• **EXTRACTED MATERIAL**:
__________________________________________________

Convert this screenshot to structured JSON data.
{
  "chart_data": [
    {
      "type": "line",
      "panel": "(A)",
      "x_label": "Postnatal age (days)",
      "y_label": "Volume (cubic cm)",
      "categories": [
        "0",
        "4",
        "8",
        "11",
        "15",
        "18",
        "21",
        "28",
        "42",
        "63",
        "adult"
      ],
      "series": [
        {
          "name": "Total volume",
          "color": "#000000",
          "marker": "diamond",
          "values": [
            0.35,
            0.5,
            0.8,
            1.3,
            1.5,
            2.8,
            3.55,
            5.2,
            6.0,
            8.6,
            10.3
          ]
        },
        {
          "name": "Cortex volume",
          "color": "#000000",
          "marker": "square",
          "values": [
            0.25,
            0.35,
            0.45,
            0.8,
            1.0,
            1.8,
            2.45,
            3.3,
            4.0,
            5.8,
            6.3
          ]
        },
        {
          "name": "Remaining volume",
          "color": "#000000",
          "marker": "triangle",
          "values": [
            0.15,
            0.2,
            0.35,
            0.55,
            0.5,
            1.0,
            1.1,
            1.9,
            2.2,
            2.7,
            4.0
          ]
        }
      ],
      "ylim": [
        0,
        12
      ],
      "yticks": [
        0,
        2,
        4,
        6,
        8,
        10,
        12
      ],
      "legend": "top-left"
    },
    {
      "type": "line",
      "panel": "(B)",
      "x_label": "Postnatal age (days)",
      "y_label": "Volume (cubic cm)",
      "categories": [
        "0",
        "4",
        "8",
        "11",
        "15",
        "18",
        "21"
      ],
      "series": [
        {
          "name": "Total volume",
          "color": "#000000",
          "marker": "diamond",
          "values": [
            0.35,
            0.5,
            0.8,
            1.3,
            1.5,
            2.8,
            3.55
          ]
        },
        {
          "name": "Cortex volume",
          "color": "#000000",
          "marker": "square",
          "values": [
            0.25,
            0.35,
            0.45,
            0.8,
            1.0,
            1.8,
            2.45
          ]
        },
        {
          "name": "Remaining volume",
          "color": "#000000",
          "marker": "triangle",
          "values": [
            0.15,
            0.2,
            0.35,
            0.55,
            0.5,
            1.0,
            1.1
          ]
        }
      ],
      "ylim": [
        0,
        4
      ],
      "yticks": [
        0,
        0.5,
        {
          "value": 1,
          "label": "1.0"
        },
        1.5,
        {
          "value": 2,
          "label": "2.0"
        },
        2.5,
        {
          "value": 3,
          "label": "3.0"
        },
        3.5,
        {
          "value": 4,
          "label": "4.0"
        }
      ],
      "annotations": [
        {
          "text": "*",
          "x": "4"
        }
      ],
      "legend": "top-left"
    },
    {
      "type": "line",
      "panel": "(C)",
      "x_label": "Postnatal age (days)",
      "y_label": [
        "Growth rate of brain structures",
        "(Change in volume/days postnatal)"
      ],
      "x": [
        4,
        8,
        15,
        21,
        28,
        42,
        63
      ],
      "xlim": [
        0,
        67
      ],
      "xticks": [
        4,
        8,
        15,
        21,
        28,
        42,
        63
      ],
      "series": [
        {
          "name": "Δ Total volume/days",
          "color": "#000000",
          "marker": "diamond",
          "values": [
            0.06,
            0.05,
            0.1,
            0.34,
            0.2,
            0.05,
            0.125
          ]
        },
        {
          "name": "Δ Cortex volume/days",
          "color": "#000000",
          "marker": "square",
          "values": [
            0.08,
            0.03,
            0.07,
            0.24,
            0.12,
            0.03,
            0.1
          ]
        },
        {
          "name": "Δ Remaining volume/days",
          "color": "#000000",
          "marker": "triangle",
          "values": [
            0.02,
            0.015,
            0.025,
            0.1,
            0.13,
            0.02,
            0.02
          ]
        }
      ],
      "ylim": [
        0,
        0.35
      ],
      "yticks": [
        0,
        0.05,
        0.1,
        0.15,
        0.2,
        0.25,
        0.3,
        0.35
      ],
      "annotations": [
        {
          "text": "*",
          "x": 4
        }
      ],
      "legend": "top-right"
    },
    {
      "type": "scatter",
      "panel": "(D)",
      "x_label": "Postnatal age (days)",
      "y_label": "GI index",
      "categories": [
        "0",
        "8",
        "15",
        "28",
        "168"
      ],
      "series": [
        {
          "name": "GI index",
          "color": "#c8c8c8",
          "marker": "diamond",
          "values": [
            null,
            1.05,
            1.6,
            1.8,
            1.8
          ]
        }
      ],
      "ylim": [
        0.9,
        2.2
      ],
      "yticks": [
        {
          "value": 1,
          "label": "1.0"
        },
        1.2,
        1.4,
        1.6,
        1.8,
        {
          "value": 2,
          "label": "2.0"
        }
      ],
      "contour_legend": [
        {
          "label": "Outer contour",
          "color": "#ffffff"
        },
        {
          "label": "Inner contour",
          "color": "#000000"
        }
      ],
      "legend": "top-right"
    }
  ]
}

__________________________________________________

• **TASK INSTRUCTIONS**:
Return all of the entries word for word.

• **RESULT FOR THIS EXERCISE**:
Convert this screenshot to structured JSON data.
{
  "chart_data": [
    {
      "type": "line",
      "panel": "(A)",
      "x_label": "Postnatal age (days)",
      "y_label": "Volume (cubic cm)",
      "categories": [
        "0",
        "4",
        "8",
        "11",
        "15",
        "18",
        "21",
        "28",
        "42",
        "63",
        "adult"
      ],
      "series": [
        {
          "name": "Total volume",
          "color": "#000000",
          "marker": "diamond",
          "values": [
            0.35,
            0.5,
            0.8,
            1.3,
            1.5,
            2.8,
            3.55,
            5.2,
            6.0,
            8.6,
            10.3
          ]
        },
        {
          "name": "Cortex volume",
          "color": "#000000",
          "marker": "square",
          "values": [
            0.25,
            0.35,
            0.45,
            0.8,
            1.0,
            1.8,
            2.45,
            3.3,
            4.0,
            5.8,
            6.3
          ]
        },
        {
          "name": "Remaining volume",
          "color": "#000000",
          "marker": "triangle",
          "values": [
            0.15,
            0.2,
            0.35,
            0.55,
            0.5,
            1.0,
            1.1,
            1.9,
            2.2,
            2.7,
            4.0
          ]
        }
      ],
      "ylim": [
        0,
        12
      ],
      "yticks": [
        0,
        2,
        4,
        6,
        8,
        10,
        12
      ],
      "legend": "top-left"
    },
    {
      "type": "line",
      "panel": "(B)",
      "x_label": "Postnatal age (days)",
      "y_label": "Volume (cubic cm)",
      "categories": [
        "0",
        "4",
        "8",
        "11",
        "15",
        "18",
        "21"
      ],
      "series": [
        {
          "name": "Total volume",
          "color": "#000000",
          "marker": "diamond",
          "values": [
            0.35,
            0.5,
            0.8,
            1.3,
            1.5,
            2.8,
            3.55
          ]
        },
        {
          "name": "Cortex volume",
          "color": "#000000",
          "marker": "square",
          "values": [
            0.25,
            0.35,
            0.45,
            0.8,
            1.0,
            1.8,
            2.45
          ]
        },
        {
          "name": "Remaining volume",
          "color": "#000000",
          "marker": "triangle",
          "values": [
            0.15,
            0.2,
            0.35,
            0.55,
            0.5,
            1.0,
            1.1
          ]
        }
      ],
      "ylim": [
        0,
        4
      ],
      "yticks": [
        0,
        0.5,
        {
          "value": 1,
          "label": "1.0"
        },
        1.5,
        {
          "value": 2,
          "label": "2.0"
        },
        2.5,
        {
          "value": 3,
          "label": "3.0"
        },
        3.5,
        {
          "value": 4,
          "label": "4.0"
        }
      ],
      "annotations": [
        {
          "text": "*",
          "x": "4"
        }
      ],
      "legend": "top-left"
    },
    {
      "type": "line",
      "panel": "(C)",
      "x_label": "Postnatal age (days)",
      "y_label": [
        "Growth rate of brain structures",
        "(Change in volume/days postnatal)"
      ],
      "x": [
        4,
        8,
        15,
        21,
        28,
        42,
        63
      ],
      "xlim": [
        0,
        67
      ],
      "xticks": [
        4,
        8,
        15,
        21,
        28,
        42,
        63
      ],
      "series": [
        {
          "name": "Δ Total volume/days",
          "color": "#000000",
          "marker": "diamond",
          "values": [
            0.06,
            0.05,
            0.1,
            0.34,
            0.2,
            0.05,
            0.125
          ]
        },
        {
          "name": "Δ Cortex volume/days",
          "color": "#000000",
          "marker": "square",
          "values": [
            0.08,
            0.03,
            0.07,
            0.24,
            0.12,
            0.03,
            0.1
          ]
        },
        {
          "name": "Δ Remaining volume/days",
          "color": "#000000",
          "marker": "triangle",
          "values": [
            0.02,
            0.015,
            0.025,
            0.1,
            0.13,
            0.02,
            0.02
          ]
        }
      ],
      "ylim": [
        0,
        0.35
      ],
      "yticks": [
        0,
        0.05,
        0.1,
        0.15,
        0.2,
        0.25,
        0.3,
        0.35
      ],
      "annotations": [
        {
          "text": "*",
          "x": 4
        }
      ],
      "legend": "top-right"
    },
    {
      "type": "scatter",
      "panel": "(D)",
      "x_label": "Postnatal age (days)",
      "y_label": "GI index",
      "categories": [
        "0",
        "8",
        "15",
        "28",
        "168"
      ],
      "series": [
        {
          "name": "GI index",
          "color": "#c8c8c8",
          "marker": "diamond",
          "values": [
            null,
            1.05,
            1.6,
            1.8,
            1.8
          ]
        }
      ],
      "ylim": [
        0.9,
        2.2
      ],
      "yticks": [
        {
          "value": 1,
          "label": "1.0"
        },
        1.2,
        1.4,
        1.6,
        1.8,
        {
          "value": 2,
          "label": "2.0"
        }
      ],
      "contour_legend": [
        {
          "label": "Outer contour",
          "color": "#ffffff"
        },
        {
          "label": "Inner contour",
          "color": "#000000"
        }
      ],
      "legend": "top-right"
    }
  ]
}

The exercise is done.